> [MATERIAL FOR THIS TASK]:
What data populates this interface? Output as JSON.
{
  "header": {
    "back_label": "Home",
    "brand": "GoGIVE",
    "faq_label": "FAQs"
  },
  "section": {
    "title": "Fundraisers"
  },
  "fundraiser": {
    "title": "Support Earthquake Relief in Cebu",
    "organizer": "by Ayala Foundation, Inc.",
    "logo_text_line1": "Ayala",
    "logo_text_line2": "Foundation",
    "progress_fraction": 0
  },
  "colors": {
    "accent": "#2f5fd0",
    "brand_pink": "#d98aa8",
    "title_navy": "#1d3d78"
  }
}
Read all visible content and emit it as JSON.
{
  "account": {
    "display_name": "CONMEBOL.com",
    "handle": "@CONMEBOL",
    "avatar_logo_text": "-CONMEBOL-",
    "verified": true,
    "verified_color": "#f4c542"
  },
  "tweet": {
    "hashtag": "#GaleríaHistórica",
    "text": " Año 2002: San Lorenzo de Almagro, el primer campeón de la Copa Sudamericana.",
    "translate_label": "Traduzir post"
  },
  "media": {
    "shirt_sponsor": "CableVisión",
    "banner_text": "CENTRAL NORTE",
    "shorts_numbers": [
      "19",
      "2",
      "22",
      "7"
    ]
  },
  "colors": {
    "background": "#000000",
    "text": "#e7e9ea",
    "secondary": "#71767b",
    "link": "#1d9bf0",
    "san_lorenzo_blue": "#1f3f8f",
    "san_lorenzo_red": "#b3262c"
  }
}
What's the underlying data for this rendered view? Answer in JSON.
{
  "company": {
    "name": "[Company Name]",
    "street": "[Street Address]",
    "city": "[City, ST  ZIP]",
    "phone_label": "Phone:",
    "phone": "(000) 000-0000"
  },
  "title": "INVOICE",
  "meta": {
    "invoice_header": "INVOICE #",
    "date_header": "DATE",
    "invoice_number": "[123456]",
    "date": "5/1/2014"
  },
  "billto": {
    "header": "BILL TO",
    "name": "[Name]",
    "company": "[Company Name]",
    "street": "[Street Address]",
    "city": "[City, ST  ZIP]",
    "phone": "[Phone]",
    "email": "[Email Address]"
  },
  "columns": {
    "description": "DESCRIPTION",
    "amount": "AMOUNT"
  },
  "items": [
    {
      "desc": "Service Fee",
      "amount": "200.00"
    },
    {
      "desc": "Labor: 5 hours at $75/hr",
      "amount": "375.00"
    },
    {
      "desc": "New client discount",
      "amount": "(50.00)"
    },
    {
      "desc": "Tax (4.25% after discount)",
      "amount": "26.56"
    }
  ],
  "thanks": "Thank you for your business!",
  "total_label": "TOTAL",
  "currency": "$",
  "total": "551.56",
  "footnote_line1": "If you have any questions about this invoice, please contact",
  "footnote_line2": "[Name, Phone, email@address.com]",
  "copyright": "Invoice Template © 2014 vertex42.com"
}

> [WORK TO DO]: Output, unchanged, the lines from the line with "What's the underlying" through the final line of the material.

> [CORRECT RESPONSE]:
What's the underlying data for this rendered view? Answer in JSON.
{
  "company": {
    "name": "[Company Name]",
    "street": "[Street Address]",
    "city": "[City, ST  ZIP]",
    "phone_label": "Phone:",
    "phone": "(000) 000-0000"
  },
  "title": "INVOICE",
  "meta": {
    "invoice_header": "INVOICE #",
    "date_header": "DATE",
    "invoice_number": "[123456]",
    "date": "5/1/2014"
  },
  "billto": {
    "header": "BILL TO",
    "name": "[Name]",
    "company": "[Company Name]",
    "street": "[Street Address]",
    "city": "[City, ST  ZIP]",
    "phone": "[Phone]",
    "email": "[Email Address]"
  },
  "columns": {
    "description": "DESCRIPTION",
    "amount": "AMOUNT"
  },
  "items": [
    {
      "desc": "Service Fee",
      "amount": "200.00"
    },
    {
      "desc": "Labor: 5 hours at $75/hr",
      "amount": "375.00"
    },
    {
      "desc": "New client discount",
      "amount": "(50.00)"
    },
    {
      "desc": "Tax (4.25% after discount)",
      "amount": "26.56"
    }
  ],
  "thanks": "Thank you for your business!",
  "total_label": "TOTAL",
  "currency": "$",
  "total": "551.56",
  "footnote_line1": "If you have any questions about this invoice, please contact",
  "footnote_line2": "[Name, Phone, email@address.com]",
  "copyright": "Invoice Template © 2014 vertex42.com"
}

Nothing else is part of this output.